Thread needs solution

Now before I start this is clearly my fault here. I have 2 ssds on my system and 3 hdd's.

I use acronis to image my main ssd. I also did a clean install of Window 7 to replace my Windows 8 install. I then went back to Windows 8 without issues.

Then decided to go back to Windows 7. I rebooted my machine hit F11 to enter Acronis and proceeded to recover my computer. Well I selected the image to recover. Then not paying attention I selected the wrong drive to restore to. THIS IS MY FAULT NO FAULT OF ACRONIS. I proceeded to do the restore and noticed I selected my 3tb drive instead of my SSD. I proceeded to stop the restore. I then see there is no drive showing in disk management for that drive. Well there goes 1.9tb of data. Nothing critical tons of media files. At least I had 5 files on usb stick that I had not watched.

■ Data excerpts ■
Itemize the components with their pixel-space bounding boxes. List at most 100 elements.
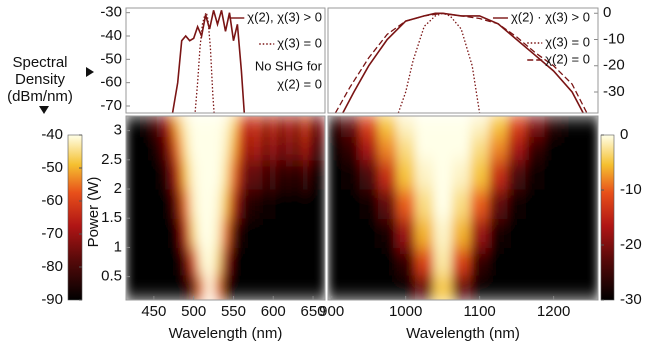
- heat-cell: [253, 218, 262, 249]
- heat-cell: [309, 189, 318, 219]
- heat-cell: [301, 159, 310, 190]
- heat-cell: [245, 159, 254, 190]
- heat-cell: [470, 275, 490, 300]
- heat-cell: [277, 159, 286, 190]
- heat-cell: [377, 116, 398, 138]
- heat-cell: [157, 116, 167, 138]
- heat-cell: [581, 189, 598, 219]
- heat-cell: [205, 189, 215, 219]
- heat-cell: [340, 136, 361, 161]
- heat-cell: [269, 189, 278, 219]
- heat-cell: [157, 136, 167, 161]
- y-tick-label: 1: [114, 238, 122, 255]
- heat-cell: [309, 116, 318, 138]
- heat-cell: [377, 159, 398, 190]
- heat-cell: [165, 189, 175, 219]
- heat-cell: [213, 159, 223, 190]
- heat-cell: [377, 189, 398, 219]
- heat-cell: [285, 218, 294, 249]
- heat-cell: [301, 189, 310, 219]
- line-series: [194, 11, 215, 113]
- heat-cell: [301, 136, 310, 161]
- heat-cell: [328, 136, 342, 161]
- heat-cell: [277, 218, 286, 249]
- heat-cell: [133, 116, 143, 138]
- heat-cell: [181, 159, 191, 190]
- heat-cell: [488, 275, 508, 300]
- heat-cell: [396, 247, 416, 276]
- heat-cell: [317, 136, 325, 161]
- heat-cell: [433, 275, 453, 300]
- heat-cell: [253, 136, 262, 161]
- heat-cell: [507, 275, 527, 300]
- heat-cell: [126, 116, 135, 138]
- heat-cell: [221, 218, 231, 249]
- heat-cell: [544, 136, 564, 161]
- heat-cell: [451, 275, 471, 300]
- plot-frame: [125, 115, 326, 301]
- heat-cell: [377, 247, 398, 276]
- x-tick-label: 900: [319, 303, 344, 320]
- heat-cell: [213, 218, 223, 249]
- y-tick-label: -70: [100, 97, 122, 114]
- heat-cell: [301, 275, 310, 300]
- heat-cell: [189, 159, 199, 190]
- y-tick-label: 2: [114, 180, 122, 197]
- heat-cell: [205, 247, 215, 276]
- heat-cell: [197, 116, 207, 138]
- heat-cell: [277, 189, 286, 219]
- heat-cell: [245, 275, 254, 300]
- heat-cell: [309, 247, 318, 276]
- heat-cell: [451, 247, 471, 276]
- heat-cell: [544, 159, 564, 190]
- heat-cell: [133, 218, 143, 249]
- heat-cell: [328, 189, 342, 219]
- heat-cell: [414, 159, 435, 190]
- heat-cell: [285, 189, 294, 219]
- y-axis-label: (dBm/nm): [7, 88, 73, 105]
- y-axis-label: Spectral: [12, 54, 67, 71]
- heat-cell: [261, 247, 270, 276]
- legend-label: χ(2) · χ(3) > 0: [511, 9, 590, 24]
- heat-cell: [544, 275, 564, 300]
- heat-cell: [237, 116, 246, 138]
- legend-label: χ(3) = 0: [277, 35, 322, 50]
- heat-cell: [253, 247, 262, 276]
- heat-cell: [157, 189, 167, 219]
- colorbar-tick-label: -30: [620, 291, 642, 308]
- heat-cell: [221, 275, 231, 300]
- y-tick-label: 0.5: [101, 268, 122, 285]
- heat-cell: [309, 275, 318, 300]
- arrow-right: [86, 67, 94, 77]
- arrow-down: [39, 106, 49, 114]
- colorbar-tick-label: -90: [41, 291, 63, 308]
- heat-cell: [414, 275, 435, 300]
- plot-area: [334, 12, 588, 113]
- heat-cell: [181, 218, 191, 249]
- heat-cell: [359, 218, 379, 249]
- heatmap: [126, 116, 325, 300]
- heat-cell: [181, 247, 191, 276]
- heat-cell: [581, 159, 598, 190]
- heat-cell: [261, 116, 270, 138]
- heat-cell: [507, 218, 527, 249]
- heat-cell: [340, 247, 361, 276]
- heat-cell: [269, 136, 278, 161]
- heat-cell: [237, 136, 246, 161]
- heat-cell: [141, 159, 151, 190]
- heat-cell: [165, 218, 175, 249]
- heat-cell: [317, 159, 325, 190]
- heat-cell: [544, 247, 564, 276]
- heat-cell: [165, 159, 175, 190]
- heat-cell: [277, 275, 286, 300]
- heat-cell: [301, 247, 310, 276]
- heat-cell: [285, 159, 294, 190]
- heat-cell: [181, 275, 191, 300]
- heat-cell: [181, 136, 191, 161]
- plot-frame: [327, 7, 599, 114]
- colorbar-tick-label: -70: [41, 225, 63, 242]
- heat-cell: [126, 247, 135, 276]
- heat-cell: [189, 136, 199, 161]
- colorbar-tick-label: -40: [41, 126, 63, 143]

■ Objective 1 ■
Reproduce the Acronis restore post word for word, starting at "Now before I" and ending at "8 without issues.".
■ Objective 2 ■
In the Acronis restore post, which drive was selected by mistake instead of the SSD?
■ Objective 3 ■
Pick up the Acronis restore post after its last sentence and write what comes next.

■ Answer 1 ■
Now before I start this is clearly my fault here. I have 2 ssds on my system and 3 hdd's.

I use acronis to image my main ssd. I also did a clean install of Window 7 to replace my Windows 8 install. I then went back to Windows 8 without issues.

■ Answer 2 ■
The 3TB drive.

■ Answer 3 ■
What I was going to suggest here is there any way that you can put a popup or something to reconfirm that is the drive you want to restore indicating the drive size of the restore drive. If I had a second confirmation showing me the drive size I probably would have caught it. You do indicate that all data on that drive will be lost but something further like drive label and drive size may help. I had no intention of restoring a 128gb os image to a 3tb drive.

Not sure if you folks at Acronis see this as an issue but maybe its something easy that can be done to prevent this. Yes is this is totally my fault no issues what so ever with Acronis.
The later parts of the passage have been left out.